**Document section:**
Segment Open

These laws and regulations are broad in scope and they are subject
to change and evolving interpretations, which could require us to incur substantial costs associated with compliance or to alter
one or more of our sales or marketing practices. In addition, any action against us for violation of these laws, even if we successfully
defend against it, could cause us to incur significant legal expenses and divert our management’s attention from the operation
of our business. If our operations are found to be in violation of any of the laws described above or any other governmental regulations
that apply to us, we may be subject to penalties, including civil and criminal penalties, damages, fines, the exclusion from participation
in federal and state healthcare programs, imprisonment, or the curtailment or restructuring of our operations, any of which could
adversely affect our ability to operate our business and our financial results.

Segment Closed

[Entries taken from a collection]
Segment Open

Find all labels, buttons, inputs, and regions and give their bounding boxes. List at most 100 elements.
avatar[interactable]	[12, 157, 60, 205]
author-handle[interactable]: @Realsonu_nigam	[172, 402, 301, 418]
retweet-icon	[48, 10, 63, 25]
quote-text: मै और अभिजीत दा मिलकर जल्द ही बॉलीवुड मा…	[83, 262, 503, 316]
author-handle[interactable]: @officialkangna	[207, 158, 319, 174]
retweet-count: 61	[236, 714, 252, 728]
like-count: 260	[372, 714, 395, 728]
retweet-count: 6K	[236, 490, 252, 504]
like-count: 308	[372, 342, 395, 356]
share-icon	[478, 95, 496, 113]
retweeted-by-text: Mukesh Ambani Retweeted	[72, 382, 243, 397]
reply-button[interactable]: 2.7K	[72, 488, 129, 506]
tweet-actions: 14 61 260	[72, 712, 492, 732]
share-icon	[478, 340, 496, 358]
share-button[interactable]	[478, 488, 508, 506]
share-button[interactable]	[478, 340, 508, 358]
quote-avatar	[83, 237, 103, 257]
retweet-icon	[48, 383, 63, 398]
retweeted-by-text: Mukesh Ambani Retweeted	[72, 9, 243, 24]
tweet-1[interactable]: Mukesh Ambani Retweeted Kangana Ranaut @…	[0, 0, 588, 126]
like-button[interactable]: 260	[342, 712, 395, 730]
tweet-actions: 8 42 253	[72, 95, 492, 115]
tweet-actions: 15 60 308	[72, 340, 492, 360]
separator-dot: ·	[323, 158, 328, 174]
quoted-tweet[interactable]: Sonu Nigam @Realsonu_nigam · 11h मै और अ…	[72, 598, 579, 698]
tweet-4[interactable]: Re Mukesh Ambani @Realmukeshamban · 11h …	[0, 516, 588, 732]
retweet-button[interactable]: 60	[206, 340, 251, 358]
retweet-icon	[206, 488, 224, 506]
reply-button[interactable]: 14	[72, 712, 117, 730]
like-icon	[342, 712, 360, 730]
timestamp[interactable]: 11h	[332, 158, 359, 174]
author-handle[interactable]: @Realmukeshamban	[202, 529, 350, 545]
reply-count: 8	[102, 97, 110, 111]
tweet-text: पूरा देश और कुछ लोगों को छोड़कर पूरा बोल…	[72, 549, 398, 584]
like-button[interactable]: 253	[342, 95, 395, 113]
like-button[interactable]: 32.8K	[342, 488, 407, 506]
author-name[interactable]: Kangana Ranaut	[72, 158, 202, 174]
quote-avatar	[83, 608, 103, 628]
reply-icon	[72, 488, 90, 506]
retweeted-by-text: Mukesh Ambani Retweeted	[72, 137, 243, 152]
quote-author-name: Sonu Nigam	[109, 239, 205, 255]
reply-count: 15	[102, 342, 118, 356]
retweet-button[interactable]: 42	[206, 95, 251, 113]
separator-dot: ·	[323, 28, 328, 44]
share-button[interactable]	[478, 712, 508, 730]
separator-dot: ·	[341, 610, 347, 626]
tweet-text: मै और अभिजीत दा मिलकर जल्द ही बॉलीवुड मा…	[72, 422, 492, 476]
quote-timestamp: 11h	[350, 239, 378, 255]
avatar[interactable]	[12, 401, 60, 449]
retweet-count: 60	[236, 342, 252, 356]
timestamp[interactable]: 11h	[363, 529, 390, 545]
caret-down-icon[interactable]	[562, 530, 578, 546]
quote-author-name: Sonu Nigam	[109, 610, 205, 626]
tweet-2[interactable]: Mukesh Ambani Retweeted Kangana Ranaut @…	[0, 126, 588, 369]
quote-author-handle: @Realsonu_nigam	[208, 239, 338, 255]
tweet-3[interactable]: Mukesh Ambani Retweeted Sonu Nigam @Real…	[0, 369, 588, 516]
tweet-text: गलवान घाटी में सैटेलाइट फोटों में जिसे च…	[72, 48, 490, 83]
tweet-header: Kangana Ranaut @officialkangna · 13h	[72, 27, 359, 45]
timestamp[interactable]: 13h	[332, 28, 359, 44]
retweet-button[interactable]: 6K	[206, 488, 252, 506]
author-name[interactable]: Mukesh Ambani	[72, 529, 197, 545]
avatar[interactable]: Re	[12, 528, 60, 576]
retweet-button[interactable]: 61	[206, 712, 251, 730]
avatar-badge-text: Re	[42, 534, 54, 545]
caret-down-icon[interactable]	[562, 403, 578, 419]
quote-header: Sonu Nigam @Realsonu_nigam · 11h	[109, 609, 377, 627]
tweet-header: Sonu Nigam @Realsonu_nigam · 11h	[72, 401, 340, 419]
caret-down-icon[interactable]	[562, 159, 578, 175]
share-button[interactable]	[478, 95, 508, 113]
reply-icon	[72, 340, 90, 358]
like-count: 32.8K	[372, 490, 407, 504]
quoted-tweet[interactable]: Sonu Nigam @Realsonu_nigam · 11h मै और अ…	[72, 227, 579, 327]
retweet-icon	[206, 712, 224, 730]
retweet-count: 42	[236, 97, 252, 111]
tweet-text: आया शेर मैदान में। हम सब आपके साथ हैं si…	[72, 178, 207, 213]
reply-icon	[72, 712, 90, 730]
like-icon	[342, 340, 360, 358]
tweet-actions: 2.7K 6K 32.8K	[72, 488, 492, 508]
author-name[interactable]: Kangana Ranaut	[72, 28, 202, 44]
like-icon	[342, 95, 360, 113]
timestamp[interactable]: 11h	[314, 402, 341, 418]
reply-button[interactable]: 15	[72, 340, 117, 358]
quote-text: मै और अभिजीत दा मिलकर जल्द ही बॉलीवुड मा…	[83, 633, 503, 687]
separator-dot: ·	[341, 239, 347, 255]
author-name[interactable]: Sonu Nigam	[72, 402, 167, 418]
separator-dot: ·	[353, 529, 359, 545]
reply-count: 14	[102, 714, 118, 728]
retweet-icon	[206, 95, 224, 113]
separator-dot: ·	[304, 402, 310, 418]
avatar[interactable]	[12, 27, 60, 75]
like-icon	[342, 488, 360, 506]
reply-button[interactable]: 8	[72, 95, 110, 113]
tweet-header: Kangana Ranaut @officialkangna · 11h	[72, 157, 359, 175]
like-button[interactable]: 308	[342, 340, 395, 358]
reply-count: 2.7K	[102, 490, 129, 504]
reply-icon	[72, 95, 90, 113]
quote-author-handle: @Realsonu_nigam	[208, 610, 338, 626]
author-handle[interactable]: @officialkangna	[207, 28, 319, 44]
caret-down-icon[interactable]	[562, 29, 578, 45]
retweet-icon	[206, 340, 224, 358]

Segment Closed

**Exercise 1:**
According to the compliance risk passage, what could an action against the company for violating these laws cause even if the company successfully defends against it?
**Exercise 2:**
List every penalty the compliance risk passage says the company may face if its operations are found to violate the laws or regulations.
**Exercise 3:**
Continue the compliance risk passage with a few sentences that follow on from its final sentence.

**Answer section 1:**
Significant legal expenses and the diversion of management's attention from the operation of the business.

**Answer section 2:**
- Civil and criminal penalties
- Damages
- Fines
- Exclusion from participation in federal and state healthcare programs
- Imprisonment
- Curtailment or restructuring of operations

**Answer section 3:**
Failure to comply with domestic and international privacy and security
laws can result in the imposition of significant civil and criminal penalties. The costs of compliance with these laws, including
protecting electronically stored information from cyberattacks, and potential liability associated with failure to do so could
adversely affect our business, financial condition and results of operations. We are subject to various domestic and international
privacy and security regulations, including but not limited to HIPAA. HIPAA mandates, among other things, the adoption of uniform
standards for the electronic exchange of information in common healthcare transactions, as well as standards relating to the privacy
and security of individually identifiable health information, which require the adoption of administrative, physical and technical
safeguards to protect such information. In addition, many states have enacted comparable laws addressing the privacy and security
of health information, some of which are more stringent than HIPAA.